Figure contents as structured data
•••
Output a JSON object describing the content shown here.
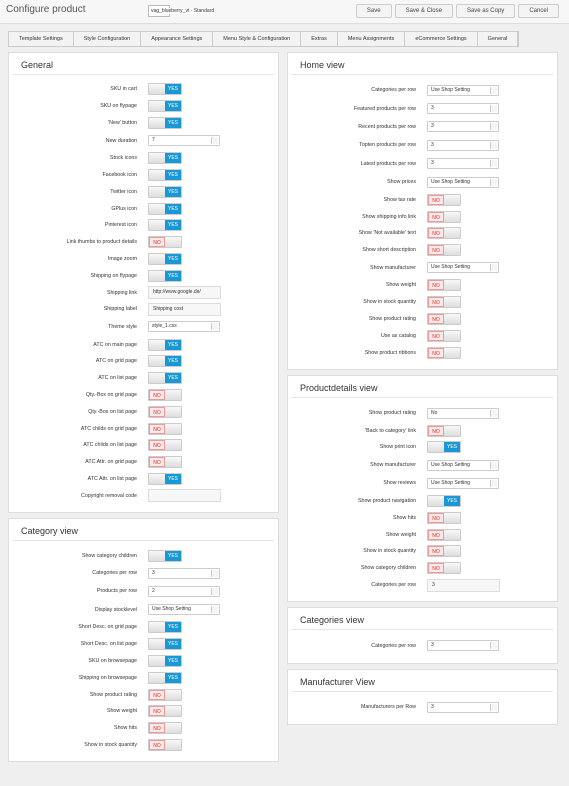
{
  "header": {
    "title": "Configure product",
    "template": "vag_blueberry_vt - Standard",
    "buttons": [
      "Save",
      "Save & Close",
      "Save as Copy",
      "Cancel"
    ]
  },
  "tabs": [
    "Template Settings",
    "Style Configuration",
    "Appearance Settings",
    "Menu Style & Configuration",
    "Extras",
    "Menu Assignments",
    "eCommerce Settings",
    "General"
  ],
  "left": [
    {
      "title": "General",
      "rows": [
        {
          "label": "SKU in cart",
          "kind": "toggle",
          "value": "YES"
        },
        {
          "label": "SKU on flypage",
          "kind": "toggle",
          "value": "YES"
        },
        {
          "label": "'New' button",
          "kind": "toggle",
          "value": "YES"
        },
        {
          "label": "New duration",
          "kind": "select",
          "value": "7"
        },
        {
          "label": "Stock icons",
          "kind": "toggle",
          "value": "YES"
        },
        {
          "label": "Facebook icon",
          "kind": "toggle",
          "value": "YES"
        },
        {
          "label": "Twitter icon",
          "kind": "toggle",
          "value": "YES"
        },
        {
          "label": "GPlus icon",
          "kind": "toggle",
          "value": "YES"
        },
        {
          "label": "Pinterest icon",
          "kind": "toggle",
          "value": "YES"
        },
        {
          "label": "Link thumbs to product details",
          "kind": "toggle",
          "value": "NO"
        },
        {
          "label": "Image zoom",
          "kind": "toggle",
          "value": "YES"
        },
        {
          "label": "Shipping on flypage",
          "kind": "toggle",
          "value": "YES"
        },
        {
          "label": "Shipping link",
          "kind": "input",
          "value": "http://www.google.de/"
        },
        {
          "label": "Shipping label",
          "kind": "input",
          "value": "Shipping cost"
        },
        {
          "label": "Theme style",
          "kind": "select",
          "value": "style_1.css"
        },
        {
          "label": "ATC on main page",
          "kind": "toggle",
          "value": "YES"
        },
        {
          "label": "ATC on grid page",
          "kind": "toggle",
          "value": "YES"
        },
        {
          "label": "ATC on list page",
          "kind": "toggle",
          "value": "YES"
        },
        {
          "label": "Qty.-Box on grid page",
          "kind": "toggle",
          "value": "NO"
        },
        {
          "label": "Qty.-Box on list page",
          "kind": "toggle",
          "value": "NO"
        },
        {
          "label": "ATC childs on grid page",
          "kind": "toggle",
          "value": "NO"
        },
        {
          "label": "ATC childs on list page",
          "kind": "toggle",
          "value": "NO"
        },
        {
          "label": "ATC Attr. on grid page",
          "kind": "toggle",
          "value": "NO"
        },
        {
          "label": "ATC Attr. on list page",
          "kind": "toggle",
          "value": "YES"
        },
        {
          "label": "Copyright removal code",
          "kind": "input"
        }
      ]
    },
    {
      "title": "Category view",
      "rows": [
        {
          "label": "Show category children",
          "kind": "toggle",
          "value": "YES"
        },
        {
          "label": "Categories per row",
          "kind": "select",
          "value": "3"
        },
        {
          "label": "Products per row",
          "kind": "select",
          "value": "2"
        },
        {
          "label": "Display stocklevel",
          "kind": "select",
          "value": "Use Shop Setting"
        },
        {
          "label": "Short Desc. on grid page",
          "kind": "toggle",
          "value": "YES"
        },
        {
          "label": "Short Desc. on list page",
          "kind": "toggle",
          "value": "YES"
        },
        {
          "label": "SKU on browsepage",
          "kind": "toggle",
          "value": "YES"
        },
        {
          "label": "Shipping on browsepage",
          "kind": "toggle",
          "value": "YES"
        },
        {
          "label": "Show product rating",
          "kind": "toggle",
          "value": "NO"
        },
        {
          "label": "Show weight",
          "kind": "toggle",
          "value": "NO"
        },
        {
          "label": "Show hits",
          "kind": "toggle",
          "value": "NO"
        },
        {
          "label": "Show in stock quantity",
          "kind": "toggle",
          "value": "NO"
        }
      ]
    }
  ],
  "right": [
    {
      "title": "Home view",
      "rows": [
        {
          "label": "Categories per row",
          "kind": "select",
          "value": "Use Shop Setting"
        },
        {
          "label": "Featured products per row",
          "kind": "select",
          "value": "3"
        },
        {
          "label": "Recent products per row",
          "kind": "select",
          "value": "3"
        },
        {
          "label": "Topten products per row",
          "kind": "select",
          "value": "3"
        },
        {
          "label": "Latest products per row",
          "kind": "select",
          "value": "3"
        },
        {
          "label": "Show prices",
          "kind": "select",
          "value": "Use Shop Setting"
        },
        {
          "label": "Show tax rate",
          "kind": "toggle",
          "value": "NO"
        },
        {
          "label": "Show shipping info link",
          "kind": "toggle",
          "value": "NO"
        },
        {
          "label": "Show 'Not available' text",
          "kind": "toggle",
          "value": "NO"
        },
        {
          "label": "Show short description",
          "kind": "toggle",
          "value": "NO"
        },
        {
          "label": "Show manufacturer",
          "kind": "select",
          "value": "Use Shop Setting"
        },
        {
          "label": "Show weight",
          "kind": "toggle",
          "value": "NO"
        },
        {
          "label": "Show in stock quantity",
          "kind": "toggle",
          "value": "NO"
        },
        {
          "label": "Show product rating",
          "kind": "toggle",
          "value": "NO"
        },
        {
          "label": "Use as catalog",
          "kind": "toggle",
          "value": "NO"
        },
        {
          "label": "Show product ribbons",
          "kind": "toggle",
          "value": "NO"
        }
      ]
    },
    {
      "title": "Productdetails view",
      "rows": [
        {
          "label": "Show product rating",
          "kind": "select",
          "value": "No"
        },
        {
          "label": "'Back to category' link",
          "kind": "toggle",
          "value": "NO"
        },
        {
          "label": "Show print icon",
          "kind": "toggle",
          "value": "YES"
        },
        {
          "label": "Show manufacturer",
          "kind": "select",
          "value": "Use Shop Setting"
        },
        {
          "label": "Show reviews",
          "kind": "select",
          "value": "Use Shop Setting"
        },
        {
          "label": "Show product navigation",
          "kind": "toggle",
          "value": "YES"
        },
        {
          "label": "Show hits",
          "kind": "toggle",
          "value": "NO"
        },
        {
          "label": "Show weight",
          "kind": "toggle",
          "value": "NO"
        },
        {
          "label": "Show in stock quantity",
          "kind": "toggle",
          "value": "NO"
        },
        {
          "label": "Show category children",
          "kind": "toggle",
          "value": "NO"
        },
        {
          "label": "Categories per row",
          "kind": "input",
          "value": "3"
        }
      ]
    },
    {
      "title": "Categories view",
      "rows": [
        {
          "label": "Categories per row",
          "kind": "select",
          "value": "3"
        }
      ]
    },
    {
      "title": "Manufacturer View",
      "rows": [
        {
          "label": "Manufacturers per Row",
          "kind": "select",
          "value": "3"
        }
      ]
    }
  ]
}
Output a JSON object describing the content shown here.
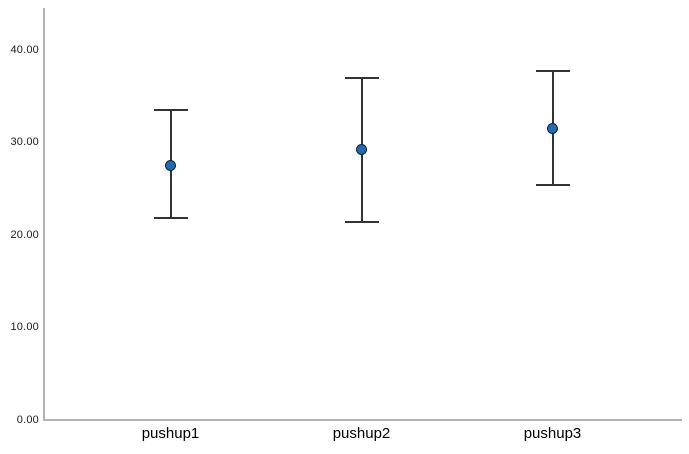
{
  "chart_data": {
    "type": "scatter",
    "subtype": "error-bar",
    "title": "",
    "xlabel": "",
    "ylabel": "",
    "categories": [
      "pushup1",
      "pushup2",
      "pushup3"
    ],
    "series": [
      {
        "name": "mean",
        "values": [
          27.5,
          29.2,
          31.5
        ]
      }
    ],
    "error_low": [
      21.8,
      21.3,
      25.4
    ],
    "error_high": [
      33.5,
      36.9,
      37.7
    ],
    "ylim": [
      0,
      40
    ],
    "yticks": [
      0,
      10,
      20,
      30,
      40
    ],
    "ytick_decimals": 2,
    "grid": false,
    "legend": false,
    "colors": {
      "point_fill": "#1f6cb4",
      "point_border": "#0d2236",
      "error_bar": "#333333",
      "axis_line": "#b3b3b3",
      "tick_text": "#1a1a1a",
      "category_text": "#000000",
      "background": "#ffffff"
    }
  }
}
•••
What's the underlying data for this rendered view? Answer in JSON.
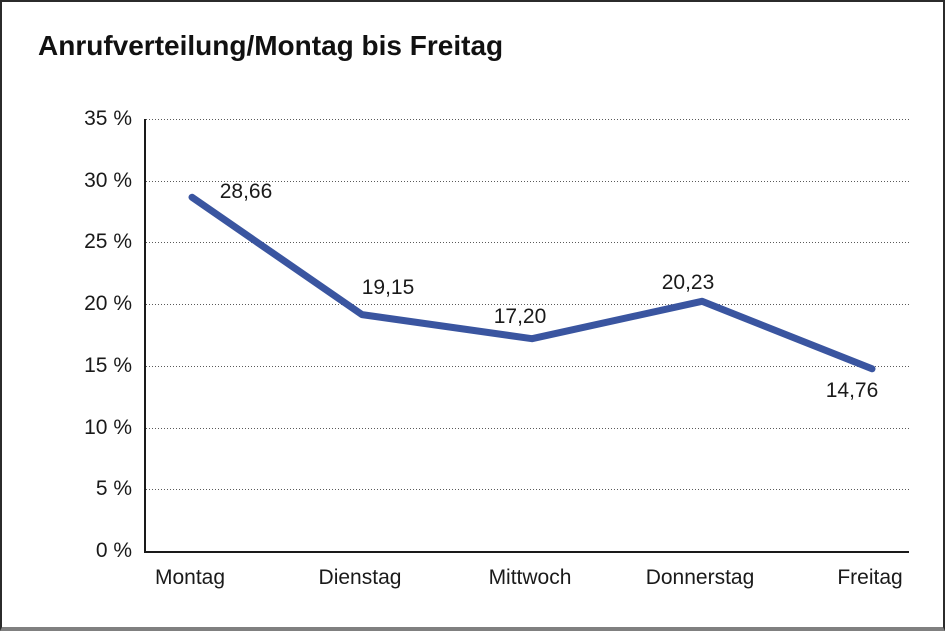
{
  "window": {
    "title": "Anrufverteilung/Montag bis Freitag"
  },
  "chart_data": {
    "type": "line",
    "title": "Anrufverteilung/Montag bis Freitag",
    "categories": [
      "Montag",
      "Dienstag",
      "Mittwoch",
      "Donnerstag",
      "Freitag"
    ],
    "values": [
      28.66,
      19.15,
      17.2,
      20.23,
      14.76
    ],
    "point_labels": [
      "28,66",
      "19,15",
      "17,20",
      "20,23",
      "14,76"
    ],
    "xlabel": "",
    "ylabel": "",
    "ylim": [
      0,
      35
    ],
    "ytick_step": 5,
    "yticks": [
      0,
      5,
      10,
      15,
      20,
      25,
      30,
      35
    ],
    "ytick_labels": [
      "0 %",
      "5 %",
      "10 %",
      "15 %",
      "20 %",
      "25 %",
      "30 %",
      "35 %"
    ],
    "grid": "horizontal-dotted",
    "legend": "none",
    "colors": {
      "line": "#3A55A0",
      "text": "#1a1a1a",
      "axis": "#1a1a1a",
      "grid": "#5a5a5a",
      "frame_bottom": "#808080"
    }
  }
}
•••
→ STATED EXERCISE
Identify lines with the string "list". Copy each one.

→ FINISHED ANSWER
          "label": "ATC on list page",
          "label": "Qty.-Box on list page",
          "label": "ATC childs on list page",
          "label": "ATC Attr. on list page",
          "label": "Short Desc. on list page",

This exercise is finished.